What is being asked:
Work out how many lines of the listing hold the string "Internet". Answer with that number alone.

Data for this exercise:
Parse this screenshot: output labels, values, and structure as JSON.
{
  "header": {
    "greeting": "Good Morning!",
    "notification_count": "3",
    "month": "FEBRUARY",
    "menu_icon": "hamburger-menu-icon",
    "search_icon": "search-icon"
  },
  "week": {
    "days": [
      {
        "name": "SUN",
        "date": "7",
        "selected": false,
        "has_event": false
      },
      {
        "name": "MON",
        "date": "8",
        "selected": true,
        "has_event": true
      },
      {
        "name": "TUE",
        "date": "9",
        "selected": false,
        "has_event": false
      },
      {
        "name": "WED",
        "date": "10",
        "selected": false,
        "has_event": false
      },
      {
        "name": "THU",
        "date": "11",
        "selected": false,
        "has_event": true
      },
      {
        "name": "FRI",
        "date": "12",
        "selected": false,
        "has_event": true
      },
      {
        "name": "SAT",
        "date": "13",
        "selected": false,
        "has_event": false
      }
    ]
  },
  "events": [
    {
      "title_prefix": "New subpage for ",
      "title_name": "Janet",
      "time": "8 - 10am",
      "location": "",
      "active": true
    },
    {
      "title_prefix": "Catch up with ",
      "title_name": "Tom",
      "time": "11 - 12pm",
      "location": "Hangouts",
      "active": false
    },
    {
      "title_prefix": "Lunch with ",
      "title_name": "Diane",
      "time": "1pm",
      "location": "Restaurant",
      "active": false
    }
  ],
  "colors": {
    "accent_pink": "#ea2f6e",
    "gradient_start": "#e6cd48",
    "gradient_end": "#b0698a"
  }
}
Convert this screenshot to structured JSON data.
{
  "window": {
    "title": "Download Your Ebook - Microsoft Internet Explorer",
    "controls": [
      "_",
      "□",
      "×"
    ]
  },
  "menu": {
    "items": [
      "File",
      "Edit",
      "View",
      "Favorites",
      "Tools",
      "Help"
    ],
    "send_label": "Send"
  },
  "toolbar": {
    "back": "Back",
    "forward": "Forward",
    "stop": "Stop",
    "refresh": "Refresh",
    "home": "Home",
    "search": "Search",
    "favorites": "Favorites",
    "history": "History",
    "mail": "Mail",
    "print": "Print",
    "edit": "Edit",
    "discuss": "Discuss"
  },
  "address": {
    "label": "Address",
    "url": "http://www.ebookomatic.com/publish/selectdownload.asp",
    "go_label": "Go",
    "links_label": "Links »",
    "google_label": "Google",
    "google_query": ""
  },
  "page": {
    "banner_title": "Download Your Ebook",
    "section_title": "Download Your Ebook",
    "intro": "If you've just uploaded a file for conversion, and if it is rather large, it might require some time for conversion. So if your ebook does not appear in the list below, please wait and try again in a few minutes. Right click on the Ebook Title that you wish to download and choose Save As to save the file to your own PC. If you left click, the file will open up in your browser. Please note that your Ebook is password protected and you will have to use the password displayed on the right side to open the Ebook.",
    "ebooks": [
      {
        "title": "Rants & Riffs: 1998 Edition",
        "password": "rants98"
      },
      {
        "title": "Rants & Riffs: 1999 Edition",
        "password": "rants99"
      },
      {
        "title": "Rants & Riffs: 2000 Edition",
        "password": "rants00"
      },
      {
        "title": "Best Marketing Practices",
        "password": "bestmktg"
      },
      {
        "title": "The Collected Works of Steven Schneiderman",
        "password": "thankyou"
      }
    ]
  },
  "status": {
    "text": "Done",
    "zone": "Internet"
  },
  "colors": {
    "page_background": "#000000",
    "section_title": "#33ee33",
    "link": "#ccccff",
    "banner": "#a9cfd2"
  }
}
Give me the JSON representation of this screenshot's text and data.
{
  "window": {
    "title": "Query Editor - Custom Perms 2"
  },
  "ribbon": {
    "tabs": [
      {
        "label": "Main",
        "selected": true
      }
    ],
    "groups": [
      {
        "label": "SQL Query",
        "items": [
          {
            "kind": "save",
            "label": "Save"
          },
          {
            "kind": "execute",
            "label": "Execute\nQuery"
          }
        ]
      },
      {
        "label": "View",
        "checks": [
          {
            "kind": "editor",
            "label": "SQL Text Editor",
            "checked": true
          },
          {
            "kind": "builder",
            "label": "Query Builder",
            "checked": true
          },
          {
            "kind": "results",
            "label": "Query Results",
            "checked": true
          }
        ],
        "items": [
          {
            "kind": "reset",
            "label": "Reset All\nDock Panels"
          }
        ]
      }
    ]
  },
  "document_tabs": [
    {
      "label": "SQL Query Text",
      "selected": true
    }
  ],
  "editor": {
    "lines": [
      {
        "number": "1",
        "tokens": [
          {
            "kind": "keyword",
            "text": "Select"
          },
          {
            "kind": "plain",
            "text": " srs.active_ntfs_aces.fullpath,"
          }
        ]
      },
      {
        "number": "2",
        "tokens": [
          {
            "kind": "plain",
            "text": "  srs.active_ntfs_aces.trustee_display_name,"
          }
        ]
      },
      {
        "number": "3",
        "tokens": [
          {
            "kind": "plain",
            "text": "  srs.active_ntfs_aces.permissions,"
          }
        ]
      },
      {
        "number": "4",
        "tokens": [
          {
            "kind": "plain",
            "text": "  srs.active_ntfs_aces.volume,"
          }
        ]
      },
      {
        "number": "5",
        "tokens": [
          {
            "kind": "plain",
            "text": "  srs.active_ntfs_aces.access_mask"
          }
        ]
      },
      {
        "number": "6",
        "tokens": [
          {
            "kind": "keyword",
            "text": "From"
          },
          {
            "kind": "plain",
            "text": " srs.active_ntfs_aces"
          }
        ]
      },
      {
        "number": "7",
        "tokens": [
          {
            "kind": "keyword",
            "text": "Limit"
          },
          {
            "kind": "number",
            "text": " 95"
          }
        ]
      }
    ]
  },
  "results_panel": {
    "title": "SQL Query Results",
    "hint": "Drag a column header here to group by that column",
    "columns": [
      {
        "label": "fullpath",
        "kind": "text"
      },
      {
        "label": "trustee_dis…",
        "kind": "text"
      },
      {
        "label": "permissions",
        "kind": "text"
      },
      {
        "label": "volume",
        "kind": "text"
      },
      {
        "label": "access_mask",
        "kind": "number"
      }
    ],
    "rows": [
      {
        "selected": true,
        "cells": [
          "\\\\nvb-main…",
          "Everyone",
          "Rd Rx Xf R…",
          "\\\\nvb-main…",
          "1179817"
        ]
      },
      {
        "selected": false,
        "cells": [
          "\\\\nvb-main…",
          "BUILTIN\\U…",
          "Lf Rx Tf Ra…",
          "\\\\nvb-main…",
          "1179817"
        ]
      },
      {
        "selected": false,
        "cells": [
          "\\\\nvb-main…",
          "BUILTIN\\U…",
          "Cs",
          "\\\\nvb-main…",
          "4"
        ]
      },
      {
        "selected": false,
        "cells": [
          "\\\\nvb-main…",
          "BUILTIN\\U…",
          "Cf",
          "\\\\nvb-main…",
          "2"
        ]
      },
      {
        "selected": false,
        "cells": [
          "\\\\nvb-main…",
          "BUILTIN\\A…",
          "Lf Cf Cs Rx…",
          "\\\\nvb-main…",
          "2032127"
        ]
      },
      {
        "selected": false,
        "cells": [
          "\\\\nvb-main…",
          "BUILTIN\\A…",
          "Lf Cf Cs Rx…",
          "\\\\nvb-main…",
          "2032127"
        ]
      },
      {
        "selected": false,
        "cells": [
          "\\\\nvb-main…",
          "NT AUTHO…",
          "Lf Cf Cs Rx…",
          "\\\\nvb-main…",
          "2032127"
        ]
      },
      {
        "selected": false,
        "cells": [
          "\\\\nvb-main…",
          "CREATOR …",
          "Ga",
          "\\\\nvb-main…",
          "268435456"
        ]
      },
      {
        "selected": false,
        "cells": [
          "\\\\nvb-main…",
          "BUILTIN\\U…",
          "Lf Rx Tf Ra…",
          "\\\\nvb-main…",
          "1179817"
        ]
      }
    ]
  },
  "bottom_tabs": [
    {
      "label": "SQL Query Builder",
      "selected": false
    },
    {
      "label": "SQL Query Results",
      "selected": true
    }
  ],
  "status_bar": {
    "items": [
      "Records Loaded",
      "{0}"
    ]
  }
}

Solution for this task:
2